(Data items)
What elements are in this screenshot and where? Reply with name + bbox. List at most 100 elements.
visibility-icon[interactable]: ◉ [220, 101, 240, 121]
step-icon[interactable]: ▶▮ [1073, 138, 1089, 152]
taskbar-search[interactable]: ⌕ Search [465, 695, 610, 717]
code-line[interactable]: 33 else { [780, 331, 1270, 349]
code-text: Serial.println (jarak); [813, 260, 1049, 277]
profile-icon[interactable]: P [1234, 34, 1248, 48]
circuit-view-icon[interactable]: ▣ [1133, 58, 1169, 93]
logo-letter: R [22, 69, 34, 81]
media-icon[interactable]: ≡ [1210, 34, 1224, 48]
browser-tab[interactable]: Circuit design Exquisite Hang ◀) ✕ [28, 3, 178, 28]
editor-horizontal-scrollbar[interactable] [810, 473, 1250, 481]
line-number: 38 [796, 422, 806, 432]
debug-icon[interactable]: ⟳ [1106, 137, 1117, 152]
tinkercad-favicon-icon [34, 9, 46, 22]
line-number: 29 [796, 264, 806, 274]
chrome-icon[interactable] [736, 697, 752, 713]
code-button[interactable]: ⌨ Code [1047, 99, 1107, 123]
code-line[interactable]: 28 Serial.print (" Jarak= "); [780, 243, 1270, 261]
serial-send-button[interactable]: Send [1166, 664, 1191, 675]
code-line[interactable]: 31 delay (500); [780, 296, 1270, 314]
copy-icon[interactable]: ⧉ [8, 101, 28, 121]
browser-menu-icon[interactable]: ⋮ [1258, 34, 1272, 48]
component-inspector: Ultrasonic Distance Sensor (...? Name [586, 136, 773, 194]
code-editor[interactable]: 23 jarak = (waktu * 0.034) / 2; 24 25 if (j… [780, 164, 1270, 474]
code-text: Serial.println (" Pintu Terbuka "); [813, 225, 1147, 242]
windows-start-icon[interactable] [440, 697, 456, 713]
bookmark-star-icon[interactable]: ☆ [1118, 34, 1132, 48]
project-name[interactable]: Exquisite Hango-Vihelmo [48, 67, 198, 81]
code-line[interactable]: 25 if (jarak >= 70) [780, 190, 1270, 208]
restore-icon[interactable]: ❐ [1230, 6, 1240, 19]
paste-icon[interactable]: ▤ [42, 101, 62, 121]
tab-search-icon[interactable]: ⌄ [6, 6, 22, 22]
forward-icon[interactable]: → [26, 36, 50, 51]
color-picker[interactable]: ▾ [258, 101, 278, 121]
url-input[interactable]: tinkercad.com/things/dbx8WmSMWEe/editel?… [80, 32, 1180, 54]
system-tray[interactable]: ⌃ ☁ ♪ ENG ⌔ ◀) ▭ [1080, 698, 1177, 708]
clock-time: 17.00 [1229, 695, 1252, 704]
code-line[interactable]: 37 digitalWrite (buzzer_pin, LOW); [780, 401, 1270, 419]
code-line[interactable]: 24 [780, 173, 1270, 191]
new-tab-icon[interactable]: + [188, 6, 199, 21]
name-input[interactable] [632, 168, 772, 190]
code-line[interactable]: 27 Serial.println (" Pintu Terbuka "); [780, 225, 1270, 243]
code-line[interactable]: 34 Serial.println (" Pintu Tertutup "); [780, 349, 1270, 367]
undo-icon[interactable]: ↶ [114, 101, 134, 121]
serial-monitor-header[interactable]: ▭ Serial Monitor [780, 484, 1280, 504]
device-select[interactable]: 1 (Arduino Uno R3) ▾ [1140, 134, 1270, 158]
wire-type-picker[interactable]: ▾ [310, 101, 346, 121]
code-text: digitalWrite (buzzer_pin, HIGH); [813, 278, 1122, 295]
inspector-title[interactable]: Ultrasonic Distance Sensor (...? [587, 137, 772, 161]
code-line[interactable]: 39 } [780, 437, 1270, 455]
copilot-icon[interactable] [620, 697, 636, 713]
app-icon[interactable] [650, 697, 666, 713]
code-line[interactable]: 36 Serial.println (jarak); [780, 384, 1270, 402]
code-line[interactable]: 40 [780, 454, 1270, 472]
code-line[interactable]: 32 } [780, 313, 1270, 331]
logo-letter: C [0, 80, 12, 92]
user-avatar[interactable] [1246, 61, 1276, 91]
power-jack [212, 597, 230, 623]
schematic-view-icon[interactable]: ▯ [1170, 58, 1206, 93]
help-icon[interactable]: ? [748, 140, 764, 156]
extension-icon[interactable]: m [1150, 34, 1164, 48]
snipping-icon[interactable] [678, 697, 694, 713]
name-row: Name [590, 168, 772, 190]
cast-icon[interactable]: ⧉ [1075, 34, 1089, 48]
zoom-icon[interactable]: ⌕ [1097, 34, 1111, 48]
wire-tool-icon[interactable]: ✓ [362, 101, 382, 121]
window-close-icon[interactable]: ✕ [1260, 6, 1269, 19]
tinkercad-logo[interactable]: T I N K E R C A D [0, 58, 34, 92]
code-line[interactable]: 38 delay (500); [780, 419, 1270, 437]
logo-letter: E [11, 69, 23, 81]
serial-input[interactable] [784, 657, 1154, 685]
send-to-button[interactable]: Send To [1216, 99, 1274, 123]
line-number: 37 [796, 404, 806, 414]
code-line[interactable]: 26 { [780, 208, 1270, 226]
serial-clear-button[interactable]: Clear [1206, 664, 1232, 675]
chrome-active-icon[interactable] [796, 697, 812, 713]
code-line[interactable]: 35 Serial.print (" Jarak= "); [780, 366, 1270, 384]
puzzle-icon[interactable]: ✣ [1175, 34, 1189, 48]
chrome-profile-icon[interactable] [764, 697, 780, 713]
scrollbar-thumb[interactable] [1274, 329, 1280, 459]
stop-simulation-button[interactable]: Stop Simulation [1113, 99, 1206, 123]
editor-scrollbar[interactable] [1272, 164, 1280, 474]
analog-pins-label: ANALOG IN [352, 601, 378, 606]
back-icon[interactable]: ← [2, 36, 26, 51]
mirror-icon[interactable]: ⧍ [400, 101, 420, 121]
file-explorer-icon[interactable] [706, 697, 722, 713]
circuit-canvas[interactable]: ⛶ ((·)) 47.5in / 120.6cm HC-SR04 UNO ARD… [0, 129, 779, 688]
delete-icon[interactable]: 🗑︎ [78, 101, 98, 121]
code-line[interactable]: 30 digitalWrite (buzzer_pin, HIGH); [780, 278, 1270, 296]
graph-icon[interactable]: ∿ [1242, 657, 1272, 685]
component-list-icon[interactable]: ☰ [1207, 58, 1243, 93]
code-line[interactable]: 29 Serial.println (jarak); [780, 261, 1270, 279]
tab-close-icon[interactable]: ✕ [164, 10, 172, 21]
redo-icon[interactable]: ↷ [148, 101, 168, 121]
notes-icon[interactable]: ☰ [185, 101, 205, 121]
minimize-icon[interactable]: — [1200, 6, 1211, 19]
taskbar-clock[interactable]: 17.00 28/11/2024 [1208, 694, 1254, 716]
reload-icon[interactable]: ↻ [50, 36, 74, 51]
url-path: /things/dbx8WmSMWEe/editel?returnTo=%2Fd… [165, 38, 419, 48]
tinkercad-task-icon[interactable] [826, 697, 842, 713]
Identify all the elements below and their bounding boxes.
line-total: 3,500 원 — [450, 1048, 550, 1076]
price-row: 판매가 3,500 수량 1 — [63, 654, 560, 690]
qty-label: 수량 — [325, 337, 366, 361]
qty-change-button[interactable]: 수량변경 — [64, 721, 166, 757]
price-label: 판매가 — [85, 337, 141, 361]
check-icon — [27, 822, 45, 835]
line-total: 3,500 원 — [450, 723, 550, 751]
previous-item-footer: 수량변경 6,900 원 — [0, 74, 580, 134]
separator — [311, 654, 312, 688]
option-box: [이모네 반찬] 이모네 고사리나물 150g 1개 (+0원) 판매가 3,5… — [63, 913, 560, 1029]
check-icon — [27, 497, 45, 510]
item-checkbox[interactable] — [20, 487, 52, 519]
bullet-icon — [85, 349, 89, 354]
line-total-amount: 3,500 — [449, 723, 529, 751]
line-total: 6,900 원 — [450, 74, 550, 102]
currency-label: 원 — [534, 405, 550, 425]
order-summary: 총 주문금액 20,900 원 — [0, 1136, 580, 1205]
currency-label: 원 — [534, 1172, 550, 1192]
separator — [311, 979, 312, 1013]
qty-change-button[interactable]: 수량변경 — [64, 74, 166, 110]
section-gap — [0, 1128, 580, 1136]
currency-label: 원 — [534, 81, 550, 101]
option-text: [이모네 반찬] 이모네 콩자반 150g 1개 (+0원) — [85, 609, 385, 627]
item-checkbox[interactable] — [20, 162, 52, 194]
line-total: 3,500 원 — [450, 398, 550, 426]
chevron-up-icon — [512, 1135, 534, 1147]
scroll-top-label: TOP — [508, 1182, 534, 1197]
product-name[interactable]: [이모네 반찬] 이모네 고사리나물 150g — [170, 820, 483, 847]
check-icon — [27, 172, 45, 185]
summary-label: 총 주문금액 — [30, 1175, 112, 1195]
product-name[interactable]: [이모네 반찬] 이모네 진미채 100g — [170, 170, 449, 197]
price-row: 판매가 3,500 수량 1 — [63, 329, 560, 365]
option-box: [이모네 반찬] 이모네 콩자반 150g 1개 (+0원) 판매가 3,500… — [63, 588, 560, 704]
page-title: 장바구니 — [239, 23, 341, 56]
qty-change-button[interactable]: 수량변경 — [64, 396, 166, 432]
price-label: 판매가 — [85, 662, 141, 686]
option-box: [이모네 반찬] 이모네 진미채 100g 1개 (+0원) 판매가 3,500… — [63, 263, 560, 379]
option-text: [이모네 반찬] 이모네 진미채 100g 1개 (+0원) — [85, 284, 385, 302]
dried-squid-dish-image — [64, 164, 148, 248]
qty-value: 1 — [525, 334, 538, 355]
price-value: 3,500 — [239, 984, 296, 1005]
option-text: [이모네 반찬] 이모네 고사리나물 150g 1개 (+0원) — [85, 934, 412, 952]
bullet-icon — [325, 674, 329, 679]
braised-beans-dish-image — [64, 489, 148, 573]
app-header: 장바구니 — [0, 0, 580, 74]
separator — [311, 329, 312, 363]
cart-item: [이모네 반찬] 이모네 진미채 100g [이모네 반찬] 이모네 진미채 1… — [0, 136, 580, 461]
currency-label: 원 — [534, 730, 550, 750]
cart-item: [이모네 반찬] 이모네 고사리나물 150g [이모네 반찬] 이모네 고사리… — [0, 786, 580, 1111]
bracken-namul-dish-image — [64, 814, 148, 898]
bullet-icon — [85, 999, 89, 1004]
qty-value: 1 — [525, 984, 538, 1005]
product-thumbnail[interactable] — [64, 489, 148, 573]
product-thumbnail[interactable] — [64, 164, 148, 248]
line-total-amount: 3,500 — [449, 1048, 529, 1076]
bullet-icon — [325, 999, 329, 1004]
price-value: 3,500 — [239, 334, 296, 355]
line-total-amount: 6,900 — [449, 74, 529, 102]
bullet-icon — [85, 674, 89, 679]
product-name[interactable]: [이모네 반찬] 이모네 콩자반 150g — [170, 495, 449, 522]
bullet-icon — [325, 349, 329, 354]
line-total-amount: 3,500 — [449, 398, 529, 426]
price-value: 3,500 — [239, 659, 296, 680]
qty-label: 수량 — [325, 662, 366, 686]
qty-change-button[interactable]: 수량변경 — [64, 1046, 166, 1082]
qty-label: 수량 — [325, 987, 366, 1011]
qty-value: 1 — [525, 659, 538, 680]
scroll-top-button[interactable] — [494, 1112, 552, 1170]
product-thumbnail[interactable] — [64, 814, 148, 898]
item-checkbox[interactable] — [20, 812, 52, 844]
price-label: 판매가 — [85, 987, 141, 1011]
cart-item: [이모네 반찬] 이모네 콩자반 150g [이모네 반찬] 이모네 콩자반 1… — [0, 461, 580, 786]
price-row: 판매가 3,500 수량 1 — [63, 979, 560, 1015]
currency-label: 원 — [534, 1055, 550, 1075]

EXERCISE TASK: Copy the entries word for word, starting with the first line of the entries and ending after the line that contains "code-line[interactable]: 33 else".

ANSWER FOR THE TASK:
What elements are in this screenshot and where? Reply with name + bbox. List at most 100 elements.
visibility-icon[interactable]: ◉ [220, 101, 240, 121]
step-icon[interactable]: ▶▮ [1073, 138, 1089, 152]
taskbar-search[interactable]: ⌕ Search [465, 695, 610, 717]
code-line[interactable]: 33 else { [780, 331, 1270, 349]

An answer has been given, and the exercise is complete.